Say only how many lines contain the word "Unit".

#### Listing

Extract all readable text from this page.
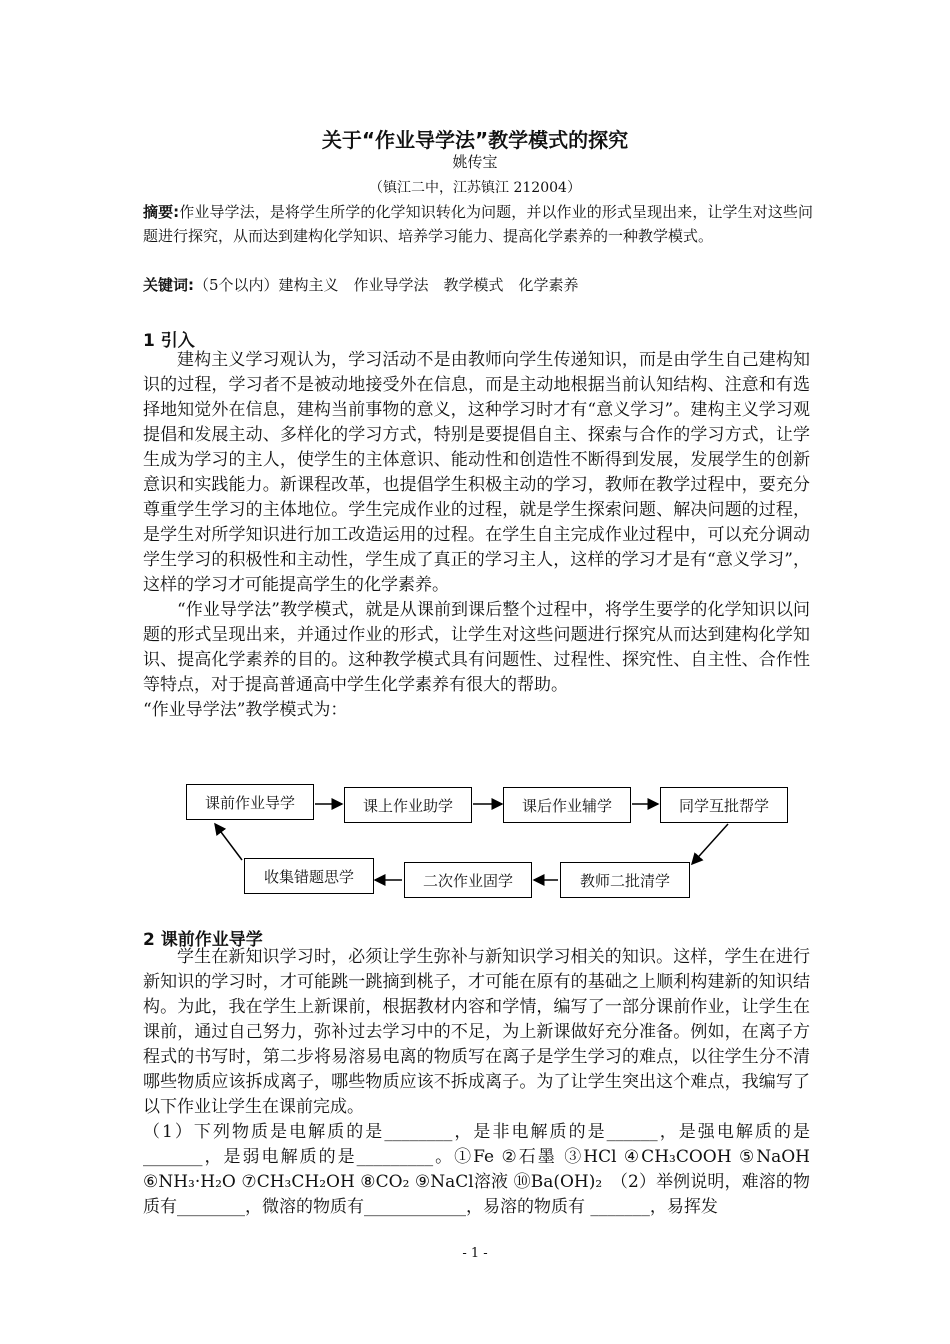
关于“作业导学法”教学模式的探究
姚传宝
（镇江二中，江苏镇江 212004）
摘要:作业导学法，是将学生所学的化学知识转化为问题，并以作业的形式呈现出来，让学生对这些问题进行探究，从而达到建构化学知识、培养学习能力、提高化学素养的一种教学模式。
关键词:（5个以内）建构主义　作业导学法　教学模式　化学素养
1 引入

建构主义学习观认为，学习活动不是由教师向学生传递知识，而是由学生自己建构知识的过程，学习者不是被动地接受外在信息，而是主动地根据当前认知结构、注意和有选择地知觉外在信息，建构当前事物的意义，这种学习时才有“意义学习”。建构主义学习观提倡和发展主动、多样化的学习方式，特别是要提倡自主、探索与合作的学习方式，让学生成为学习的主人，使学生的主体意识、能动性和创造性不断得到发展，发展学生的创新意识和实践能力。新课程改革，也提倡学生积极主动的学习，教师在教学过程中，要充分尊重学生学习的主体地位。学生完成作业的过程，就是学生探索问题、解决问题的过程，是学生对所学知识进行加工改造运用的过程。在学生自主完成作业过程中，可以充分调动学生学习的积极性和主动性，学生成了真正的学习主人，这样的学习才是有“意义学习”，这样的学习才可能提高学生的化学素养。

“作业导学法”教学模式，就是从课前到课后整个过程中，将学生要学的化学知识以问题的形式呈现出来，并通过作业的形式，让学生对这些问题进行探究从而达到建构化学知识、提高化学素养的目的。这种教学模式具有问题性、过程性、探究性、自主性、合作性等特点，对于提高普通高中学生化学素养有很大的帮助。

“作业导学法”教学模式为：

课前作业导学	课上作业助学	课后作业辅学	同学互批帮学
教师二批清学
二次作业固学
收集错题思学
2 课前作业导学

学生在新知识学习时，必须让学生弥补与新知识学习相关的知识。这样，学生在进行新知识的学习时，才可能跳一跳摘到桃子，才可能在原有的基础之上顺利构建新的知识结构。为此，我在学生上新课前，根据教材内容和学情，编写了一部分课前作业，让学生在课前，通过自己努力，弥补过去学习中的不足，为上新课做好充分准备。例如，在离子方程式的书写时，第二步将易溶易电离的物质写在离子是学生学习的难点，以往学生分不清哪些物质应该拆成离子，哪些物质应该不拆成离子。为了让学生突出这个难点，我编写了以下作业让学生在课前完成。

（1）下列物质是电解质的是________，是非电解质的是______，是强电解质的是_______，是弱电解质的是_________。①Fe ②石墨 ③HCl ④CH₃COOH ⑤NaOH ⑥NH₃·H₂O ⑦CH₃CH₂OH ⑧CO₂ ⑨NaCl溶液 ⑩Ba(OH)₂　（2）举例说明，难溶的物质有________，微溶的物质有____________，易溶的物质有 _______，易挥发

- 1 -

########
#### Listing

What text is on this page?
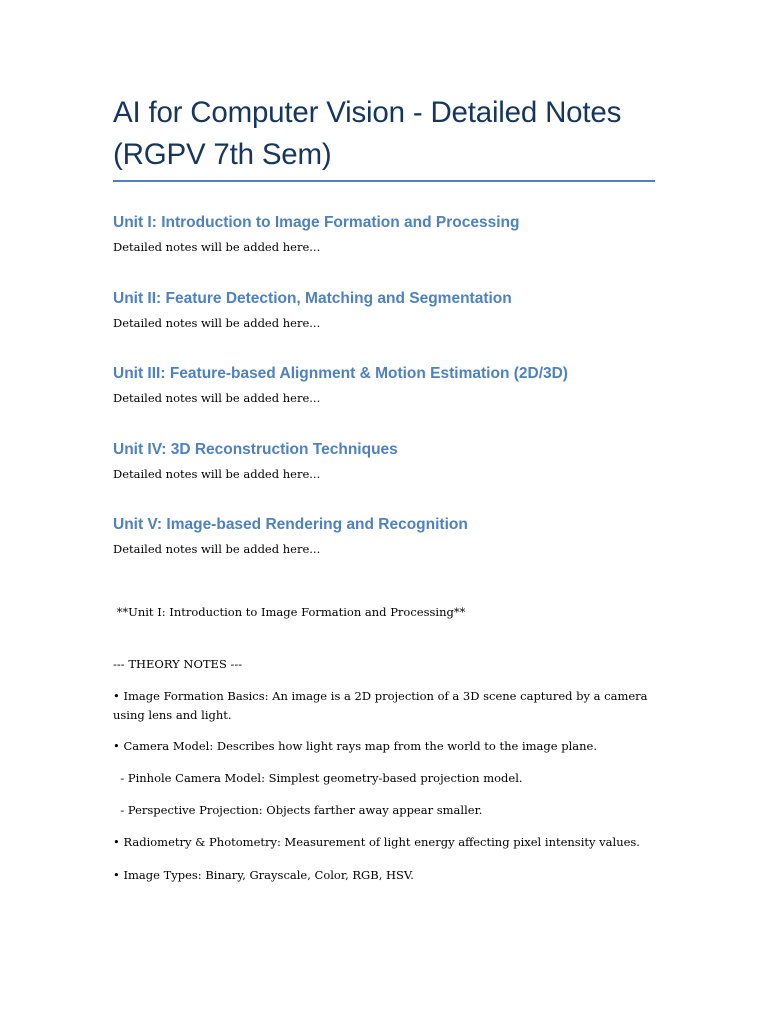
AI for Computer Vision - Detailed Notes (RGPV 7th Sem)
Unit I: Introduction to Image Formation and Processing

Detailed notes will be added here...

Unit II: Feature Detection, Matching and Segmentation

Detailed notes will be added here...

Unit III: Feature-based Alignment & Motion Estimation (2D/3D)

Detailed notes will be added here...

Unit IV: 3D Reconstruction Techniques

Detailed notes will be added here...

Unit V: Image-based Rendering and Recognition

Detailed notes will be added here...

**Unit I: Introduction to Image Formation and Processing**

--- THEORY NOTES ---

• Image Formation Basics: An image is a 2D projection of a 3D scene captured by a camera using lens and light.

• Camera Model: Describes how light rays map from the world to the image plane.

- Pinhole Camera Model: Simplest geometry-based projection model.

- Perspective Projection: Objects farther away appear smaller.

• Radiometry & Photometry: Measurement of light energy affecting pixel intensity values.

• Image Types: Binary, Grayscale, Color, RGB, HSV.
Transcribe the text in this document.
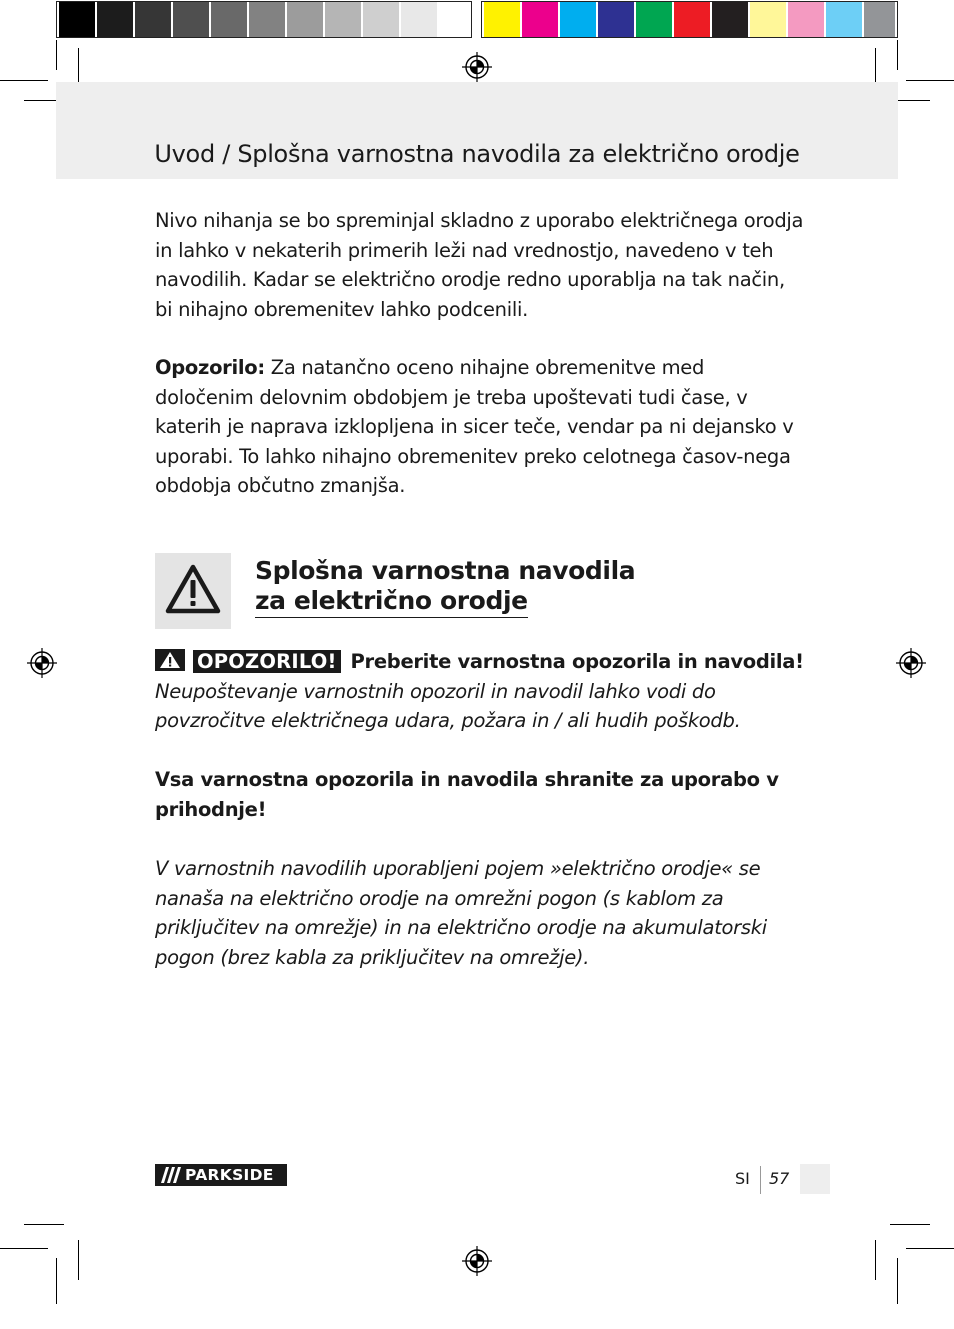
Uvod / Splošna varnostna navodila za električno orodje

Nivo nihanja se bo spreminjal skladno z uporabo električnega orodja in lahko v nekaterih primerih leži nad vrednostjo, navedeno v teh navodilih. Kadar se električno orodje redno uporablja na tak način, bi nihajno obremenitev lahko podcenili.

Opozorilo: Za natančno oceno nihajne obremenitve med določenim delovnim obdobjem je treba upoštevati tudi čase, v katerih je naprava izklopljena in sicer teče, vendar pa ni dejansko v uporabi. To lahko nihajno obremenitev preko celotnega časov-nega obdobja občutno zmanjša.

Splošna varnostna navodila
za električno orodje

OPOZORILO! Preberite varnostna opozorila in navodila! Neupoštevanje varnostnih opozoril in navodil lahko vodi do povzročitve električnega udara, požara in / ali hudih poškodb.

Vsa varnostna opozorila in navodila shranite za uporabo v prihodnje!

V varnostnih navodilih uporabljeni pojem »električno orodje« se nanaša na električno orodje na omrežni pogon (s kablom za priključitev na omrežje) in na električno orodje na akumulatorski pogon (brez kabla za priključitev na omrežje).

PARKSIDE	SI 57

########
#### Listing

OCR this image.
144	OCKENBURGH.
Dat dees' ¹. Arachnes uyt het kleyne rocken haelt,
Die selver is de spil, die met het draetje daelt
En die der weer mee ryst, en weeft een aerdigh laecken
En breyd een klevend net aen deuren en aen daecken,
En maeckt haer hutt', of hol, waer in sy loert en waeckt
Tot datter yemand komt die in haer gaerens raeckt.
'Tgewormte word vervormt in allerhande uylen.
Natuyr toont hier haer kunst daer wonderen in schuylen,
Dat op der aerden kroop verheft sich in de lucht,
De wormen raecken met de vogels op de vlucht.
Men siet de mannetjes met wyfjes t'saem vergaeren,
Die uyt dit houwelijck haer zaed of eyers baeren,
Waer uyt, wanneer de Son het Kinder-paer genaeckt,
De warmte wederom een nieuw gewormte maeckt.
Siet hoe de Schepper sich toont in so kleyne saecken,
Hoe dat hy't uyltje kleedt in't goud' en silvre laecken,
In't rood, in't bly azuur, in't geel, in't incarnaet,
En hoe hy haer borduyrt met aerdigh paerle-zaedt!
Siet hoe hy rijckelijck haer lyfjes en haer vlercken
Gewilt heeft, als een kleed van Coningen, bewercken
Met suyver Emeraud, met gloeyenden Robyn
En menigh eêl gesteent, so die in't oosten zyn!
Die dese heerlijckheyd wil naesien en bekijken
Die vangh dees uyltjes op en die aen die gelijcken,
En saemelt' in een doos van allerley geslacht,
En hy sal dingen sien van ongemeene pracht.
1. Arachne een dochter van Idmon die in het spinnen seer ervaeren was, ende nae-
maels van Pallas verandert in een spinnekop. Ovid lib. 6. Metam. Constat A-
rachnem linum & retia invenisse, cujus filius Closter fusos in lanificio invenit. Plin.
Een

########

* [Exercise answer]
6